## What the task asks
Repeat the listing in full, preserving every character.

## Data
§ §

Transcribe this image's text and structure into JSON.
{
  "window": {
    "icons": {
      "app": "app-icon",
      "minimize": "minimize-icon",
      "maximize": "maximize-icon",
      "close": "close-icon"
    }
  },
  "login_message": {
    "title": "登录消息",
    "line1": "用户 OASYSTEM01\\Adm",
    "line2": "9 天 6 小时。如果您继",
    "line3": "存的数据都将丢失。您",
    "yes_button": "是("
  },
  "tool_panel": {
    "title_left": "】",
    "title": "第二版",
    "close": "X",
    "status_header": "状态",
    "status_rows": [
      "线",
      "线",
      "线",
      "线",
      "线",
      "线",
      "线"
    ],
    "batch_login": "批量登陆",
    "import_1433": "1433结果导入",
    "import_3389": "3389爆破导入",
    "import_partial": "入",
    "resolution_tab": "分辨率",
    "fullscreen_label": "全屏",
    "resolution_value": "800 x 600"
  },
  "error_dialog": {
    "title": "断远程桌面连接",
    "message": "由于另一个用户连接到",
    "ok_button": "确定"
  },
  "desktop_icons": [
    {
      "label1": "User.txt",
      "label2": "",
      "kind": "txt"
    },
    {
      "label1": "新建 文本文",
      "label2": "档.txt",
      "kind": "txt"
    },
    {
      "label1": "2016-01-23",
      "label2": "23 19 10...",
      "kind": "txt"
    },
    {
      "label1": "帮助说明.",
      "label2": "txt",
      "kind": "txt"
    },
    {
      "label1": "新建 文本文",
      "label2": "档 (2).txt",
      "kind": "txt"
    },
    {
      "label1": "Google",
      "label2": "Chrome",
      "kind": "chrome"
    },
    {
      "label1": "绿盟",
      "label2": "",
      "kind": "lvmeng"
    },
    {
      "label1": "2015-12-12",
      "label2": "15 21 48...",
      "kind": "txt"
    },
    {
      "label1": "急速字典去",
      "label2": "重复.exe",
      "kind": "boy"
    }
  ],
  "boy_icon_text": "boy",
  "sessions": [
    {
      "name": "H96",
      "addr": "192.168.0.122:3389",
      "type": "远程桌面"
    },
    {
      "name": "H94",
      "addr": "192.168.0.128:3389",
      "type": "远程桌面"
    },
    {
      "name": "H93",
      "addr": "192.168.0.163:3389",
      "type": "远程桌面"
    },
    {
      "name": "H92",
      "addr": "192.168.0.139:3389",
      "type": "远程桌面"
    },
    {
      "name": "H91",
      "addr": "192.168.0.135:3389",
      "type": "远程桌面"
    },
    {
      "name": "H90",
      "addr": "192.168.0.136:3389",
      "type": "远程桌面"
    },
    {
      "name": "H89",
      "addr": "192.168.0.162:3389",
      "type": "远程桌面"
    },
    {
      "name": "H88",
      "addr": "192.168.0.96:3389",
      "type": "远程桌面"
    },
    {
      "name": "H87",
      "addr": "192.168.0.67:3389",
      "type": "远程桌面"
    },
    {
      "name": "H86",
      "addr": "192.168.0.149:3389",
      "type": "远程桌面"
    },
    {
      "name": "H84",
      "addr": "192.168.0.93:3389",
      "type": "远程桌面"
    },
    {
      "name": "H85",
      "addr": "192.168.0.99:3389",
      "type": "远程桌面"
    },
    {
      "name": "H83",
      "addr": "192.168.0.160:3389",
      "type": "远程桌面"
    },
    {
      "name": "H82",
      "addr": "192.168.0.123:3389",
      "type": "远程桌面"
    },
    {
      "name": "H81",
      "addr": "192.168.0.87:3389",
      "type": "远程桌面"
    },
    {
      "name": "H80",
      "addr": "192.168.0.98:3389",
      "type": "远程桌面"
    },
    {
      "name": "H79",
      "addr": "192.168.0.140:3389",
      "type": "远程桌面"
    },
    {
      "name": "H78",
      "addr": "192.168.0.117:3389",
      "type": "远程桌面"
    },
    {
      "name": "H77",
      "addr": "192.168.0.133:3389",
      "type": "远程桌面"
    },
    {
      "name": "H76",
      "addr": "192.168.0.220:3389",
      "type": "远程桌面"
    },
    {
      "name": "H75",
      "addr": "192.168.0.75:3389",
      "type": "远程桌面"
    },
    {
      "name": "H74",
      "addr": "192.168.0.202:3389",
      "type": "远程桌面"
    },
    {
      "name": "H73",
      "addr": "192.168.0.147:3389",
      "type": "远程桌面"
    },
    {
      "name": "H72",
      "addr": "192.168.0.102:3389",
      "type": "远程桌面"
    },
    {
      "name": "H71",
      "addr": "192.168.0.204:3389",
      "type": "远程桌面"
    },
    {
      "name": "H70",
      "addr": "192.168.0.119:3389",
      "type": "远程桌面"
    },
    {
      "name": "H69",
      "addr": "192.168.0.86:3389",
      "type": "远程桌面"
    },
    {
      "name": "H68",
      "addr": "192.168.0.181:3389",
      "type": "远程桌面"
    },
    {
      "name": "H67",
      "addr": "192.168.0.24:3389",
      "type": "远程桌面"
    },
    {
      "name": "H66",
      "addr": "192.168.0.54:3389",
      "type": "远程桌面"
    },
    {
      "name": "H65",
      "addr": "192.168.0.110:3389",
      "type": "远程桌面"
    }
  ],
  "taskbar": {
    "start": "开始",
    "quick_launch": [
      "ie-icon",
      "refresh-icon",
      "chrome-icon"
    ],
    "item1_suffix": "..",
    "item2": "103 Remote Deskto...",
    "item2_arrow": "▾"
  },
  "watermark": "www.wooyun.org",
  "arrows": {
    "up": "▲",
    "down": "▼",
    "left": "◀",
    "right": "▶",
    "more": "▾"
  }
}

§ §

## Answer for this exercise
Transcribe this image's text and structure into JSON.
{
  "window": {
    "icons": {
      "app": "app-icon",
      "minimize": "minimize-icon",
      "maximize": "maximize-icon",
      "close": "close-icon"
    }
  },
  "login_message": {
    "title": "登录消息",
    "line1": "用户 OASYSTEM01\\Adm",
    "line2": "9 天 6 小时。如果您继",
    "line3": "存的数据都将丢失。您",
    "yes_button": "是("
  },
  "tool_panel": {
    "title_left": "】",
    "title": "第二版",
    "close": "X",
    "status_header": "状态",
    "status_rows": [
      "线",
      "线",
      "线",
      "线",
      "线",
      "线",
      "线"
    ],
    "batch_login": "批量登陆",
    "import_1433": "1433结果导入",
    "import_3389": "3389爆破导入",
    "import_partial": "入",
    "resolution_tab": "分辨率",
    "fullscreen_label": "全屏",
    "resolution_value": "800 x 600"
  },
  "error_dialog": {
    "title": "断远程桌面连接",
    "message": "由于另一个用户连接到",
    "ok_button": "确定"
  },
  "desktop_icons": [
    {
      "label1": "User.txt",
      "label2": "",
      "kind": "txt"
    },
    {
      "label1": "新建 文本文",
      "label2": "档.txt",
      "kind": "txt"
    },
    {
      "label1": "2016-01-23",
      "label2": "23 19 10...",
      "kind": "txt"
    },
    {
      "label1": "帮助说明.",
      "label2": "txt",
      "kind": "txt"
    },
    {
      "label1": "新建 文本文",
      "label2": "档 (2).txt",
      "kind": "txt"
    },
    {
      "label1": "Google",
      "label2": "Chrome",
      "kind": "chrome"
    },
    {
      "label1": "绿盟",
      "label2": "",
      "kind": "lvmeng"
    },
    {
      "label1": "2015-12-12",
      "label2": "15 21 48...",
      "kind": "txt"
    },
    {
      "label1": "急速字典去",
      "label2": "重复.exe",
      "kind": "boy"
    }
  ],
  "boy_icon_text": "boy",
  "sessions": [
    {
      "name": "H96",
      "addr": "192.168.0.122:3389",
      "type": "远程桌面"
    },
    {
      "name": "H94",
      "addr": "192.168.0.128:3389",
      "type": "远程桌面"
    },
    {
      "name": "H93",
      "addr": "192.168.0.163:3389",
      "type": "远程桌面"
    },
    {
      "name": "H92",
      "addr": "192.168.0.139:3389",
      "type": "远程桌面"
    },
    {
      "name": "H91",
      "addr": "192.168.0.135:3389",
      "type": "远程桌面"
    },
    {
      "name": "H90",
      "addr": "192.168.0.136:3389",
      "type": "远程桌面"
    },
    {
      "name": "H89",
      "addr": "192.168.0.162:3389",
      "type": "远程桌面"
    },
    {
      "name": "H88",
      "addr": "192.168.0.96:3389",
      "type": "远程桌面"
    },
    {
      "name": "H87",
      "addr": "192.168.0.67:3389",
      "type": "远程桌面"
    },
    {
      "name": "H86",
      "addr": "192.168.0.149:3389",
      "type": "远程桌面"
    },
    {
      "name": "H84",
      "addr": "192.168.0.93:3389",
      "type": "远程桌面"
    },
    {
      "name": "H85",
      "addr": "192.168.0.99:3389",
      "type": "远程桌面"
    },
    {
      "name": "H83",
      "addr": "192.168.0.160:3389",
      "type": "远程桌面"
    },
    {
      "name": "H82",
      "addr": "192.168.0.123:3389",
      "type": "远程桌面"
    },
    {
      "name": "H81",
      "addr": "192.168.0.87:3389",
      "type": "远程桌面"
    },
    {
      "name": "H80",
      "addr": "192.168.0.98:3389",
      "type": "远程桌面"
    },
    {
      "name": "H79",
      "addr": "192.168.0.140:3389",
      "type": "远程桌面"
    },
    {
      "name": "H78",
      "addr": "192.168.0.117:3389",
      "type": "远程桌面"
    },
    {
      "name": "H77",
      "addr": "192.168.0.133:3389",
      "type": "远程桌面"
    },
    {
      "name": "H76",
      "addr": "192.168.0.220:3389",
      "type": "远程桌面"
    },
    {
      "name": "H75",
      "addr": "192.168.0.75:3389",
      "type": "远程桌面"
    },
    {
      "name": "H74",
      "addr": "192.168.0.202:3389",
      "type": "远程桌面"
    },
    {
      "name": "H73",
      "addr": "192.168.0.147:3389",
      "type": "远程桌面"
    },
    {
      "name": "H72",
      "addr": "192.168.0.102:3389",
      "type": "远程桌面"
    },
    {
      "name": "H71",
      "addr": "192.168.0.204:3389",
      "type": "远程桌面"
    },
    {
      "name": "H70",
      "addr": "192.168.0.119:3389",
      "type": "远程桌面"
    },
    {
      "name": "H69",
      "addr": "192.168.0.86:3389",
      "type": "远程桌面"
    },
    {
      "name": "H68",
      "addr": "192.168.0.181:3389",
      "type": "远程桌面"
    },
    {
      "name": "H67",
      "addr": "192.168.0.24:3389",
      "type": "远程桌面"
    },
    {
      "name": "H66",
      "addr": "192.168.0.54:3389",
      "type": "远程桌面"
    },
    {
      "name": "H65",
      "addr": "192.168.0.110:3389",
      "type": "远程桌面"
    }
  ],
  "taskbar": {
    "start": "开始",
    "quick_launch": [
      "ie-icon",
      "refresh-icon",
      "chrome-icon"
    ],
    "item1_suffix": "..",
    "item2": "103 Remote Deskto...",
    "item2_arrow": "▾"
  },
  "watermark": "www.wooyun.org",
  "arrows": {
    "up": "▲",
    "down": "▼",
    "left": "◀",
    "right": "▶",
    "more": "▾"
  }
}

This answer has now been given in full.